### Stated exercise
Copy all lines below exactly as written. Leave pictures out.

***** Working data *****

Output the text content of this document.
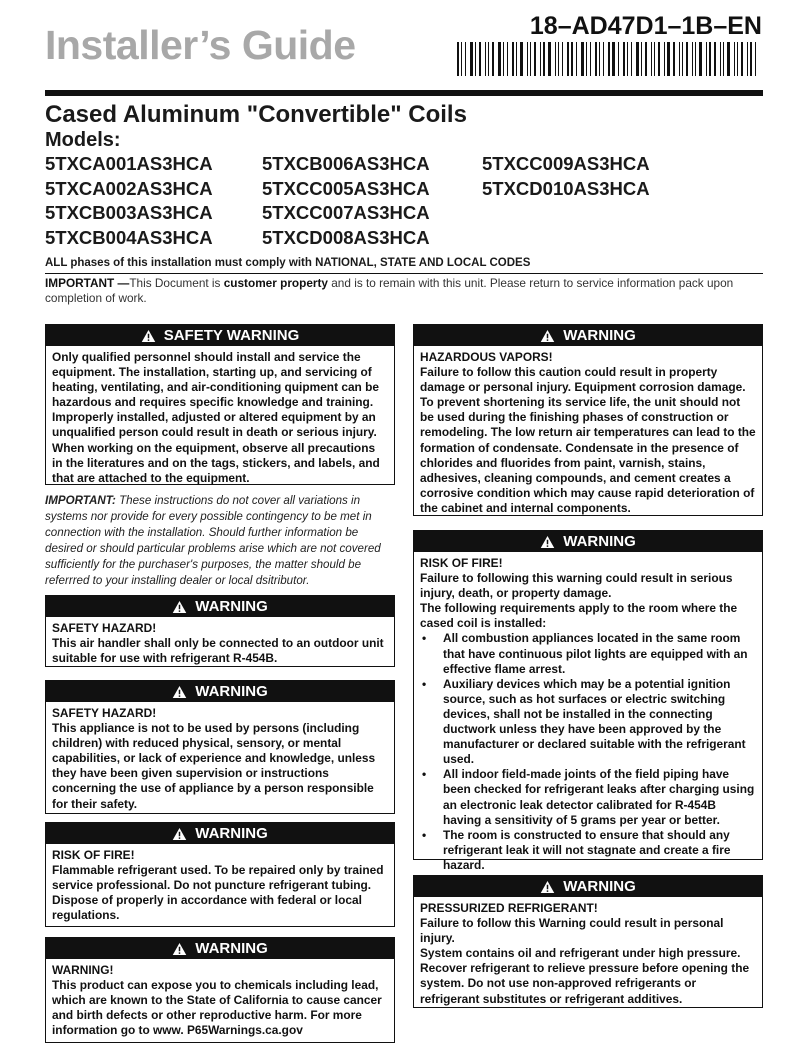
Installer’s Guide	18–AD47D1–1B–EN
Cased Aluminum "Convertible" Coils
Models:
5TXCA001AS3HCA
5TXCA002AS3HCA
5TXCB003AS3HCA
5TXCB004AS3HCA
5TXCB006AS3HCA
5TXCC005AS3HCA
5TXCC007AS3HCA
5TXCD008AS3HCA
5TXCC009AS3HCA
5TXCD010AS3HCA
ALL phases of this installation must comply with NATIONAL, STATE AND LOCAL CODES
IMPORTANT —This Document is customer property and is to remain with this unit. Please return to service information pack upon completion of work.
SAFETY WARNING
Only qualified personnel should install and service the equipment. The installation, starting up, and servicing of heating, ventilating, and air-conditioning quipment can be hazardous and requires specific knowledge and training. Improperly installed, adjusted or altered equipment by an unqualified person could result in death or serious injury. When working on the equipment, observe all precautions in the literatures and on the tags, stickers, and labels, and that are attached to the equipment.
IMPORTANT: These instructions do not cover all variations in systems nor provide for every possible contingency to be met in connection with the installation. Should further information be desired or should particular problems arise which are not covered sufficiently for the purchaser's purposes, the matter should be referrred to your installing dealer or local dsitributor.
WARNING
SAFETY HAZARD!
This air handler shall only be connected to an outdoor unit suitable for use with refrigerant R-454B.
WARNING
SAFETY HAZARD!
This appliance is not to be used by persons (including children) with reduced physical, sensory, or mental capabilities, or lack of experience and knowledge, unless they have been given supervision or instructions concerning the use of appliance by a person responsible for their safety.
WARNING
RISK OF FIRE!
Flammable refrigerant used. To be repaired only by trained service professional. Do not puncture refrigerant tubing. Dispose of properly in accordance with federal or local regulations.
WARNING
WARNING!
This product can expose you to chemicals including lead, which are known to the State of California to cause cancer and birth defects or other reproductive harm. For more information go to www. P65Warnings.ca.gov
WARNING
HAZARDOUS VAPORS!
Failure to follow this caution could result in property damage or personal injury. Equipment corrosion damage. To prevent shortening its service life, the unit should not be used during the finishing phases of construction or remodeling. The low return air temperatures can lead to the formation of condensate. Condensate in the presence of chlorides and fluorides from paint, varnish, stains, adhesives, cleaning compounds, and cement creates a corrosive condition which may cause rapid deterioration of the cabinet and internal components.
WARNING
RISK OF FIRE!
Failure to following this warning could result in serious injury, death, or property damage.
The following requirements apply to the room where the cased coil is installed:
• All combustion appliances located in the same room that have continuous pilot lights are equipped with an effective flame arrest.
• Auxiliary devices which may be a potential ignition source, such as hot surfaces or electric switching devices, shall not be installed in the connecting ductwork unless they have been approved by the manufacturer or declared suitable with the refrigerant used.
• All indoor field-made joints of the field piping have been checked for refrigerant leaks after charging using an electronic leak detector calibrated for R-454B having a sensitivity of 5 grams per year or better.
• The room is constructed to ensure that should any refrigerant leak it will not stagnate and create a fire hazard.
WARNING
PRESSURIZED REFRIGERANT!
Failure to follow this Warning could result in personal injury.
System contains oil and refrigerant under high pressure. Recover refrigerant to relieve pressure before opening the system. Do not use non-approved refrigerants or refrigerant substitutes or refrigerant additives.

*****

### Result for this exercise
Output the text content of this document.
Installer’s Guide	18–AD47D1–1B–EN
Cased Aluminum "Convertible" Coils
Models:
5TXCA001AS3HCA
5TXCA002AS3HCA
5TXCB003AS3HCA
5TXCB004AS3HCA
5TXCB006AS3HCA
5TXCC005AS3HCA
5TXCC007AS3HCA
5TXCD008AS3HCA
5TXCC009AS3HCA
5TXCD010AS3HCA
ALL phases of this installation must comply with NATIONAL, STATE AND LOCAL CODES
IMPORTANT —This Document is customer property and is to remain with this unit. Please return to service information pack upon completion of work.
SAFETY WARNING
Only qualified personnel should install and service the equipment. The installation, starting up, and servicing of heating, ventilating, and air-conditioning quipment can be hazardous and requires specific knowledge and training. Improperly installed, adjusted or altered equipment by an unqualified person could result in death or serious injury. When working on the equipment, observe all precautions in the literatures and on the tags, stickers, and labels, and that are attached to the equipment.
IMPORTANT: These instructions do not cover all variations in systems nor provide for every possible contingency to be met in connection with the installation. Should further information be desired or should particular problems arise which are not covered sufficiently for the purchaser's purposes, the matter should be referrred to your installing dealer or local dsitributor.
WARNING
SAFETY HAZARD!
This air handler shall only be connected to an outdoor unit suitable for use with refrigerant R-454B.
WARNING
SAFETY HAZARD!
This appliance is not to be used by persons (including children) with reduced physical, sensory, or mental capabilities, or lack of experience and knowledge, unless they have been given supervision or instructions concerning the use of appliance by a person responsible for their safety.
WARNING
RISK OF FIRE!
Flammable refrigerant used. To be repaired only by trained service professional. Do not puncture refrigerant tubing. Dispose of properly in accordance with federal or local regulations.
WARNING
WARNING!
This product can expose you to chemicals including lead, which are known to the State of California to cause cancer and birth defects or other reproductive harm. For more information go to www. P65Warnings.ca.gov
WARNING
HAZARDOUS VAPORS!
Failure to follow this caution could result in property damage or personal injury. Equipment corrosion damage. To prevent shortening its service life, the unit should not be used during the finishing phases of construction or remodeling. The low return air temperatures can lead to the formation of condensate. Condensate in the presence of chlorides and fluorides from paint, varnish, stains, adhesives, cleaning compounds, and cement creates a corrosive condition which may cause rapid deterioration of the cabinet and internal components.
WARNING
RISK OF FIRE!
Failure to following this warning could result in serious injury, death, or property damage.
The following requirements apply to the room where the cased coil is installed:
• All combustion appliances located in the same room that have continuous pilot lights are equipped with an effective flame arrest.
• Auxiliary devices which may be a potential ignition source, such as hot surfaces or electric switching devices, shall not be installed in the connecting ductwork unless they have been approved by the manufacturer or declared suitable with the refrigerant used.
• All indoor field-made joints of the field piping have been checked for refrigerant leaks after charging using an electronic leak detector calibrated for R-454B having a sensitivity of 5 grams per year or better.
• The room is constructed to ensure that should any refrigerant leak it will not stagnate and create a fire hazard.
WARNING
PRESSURIZED REFRIGERANT!
Failure to follow this Warning could result in personal injury.
System contains oil and refrigerant under high pressure. Recover refrigerant to relieve pressure before opening the system. Do not use non-approved refrigerants or refrigerant substitutes or refrigerant additives.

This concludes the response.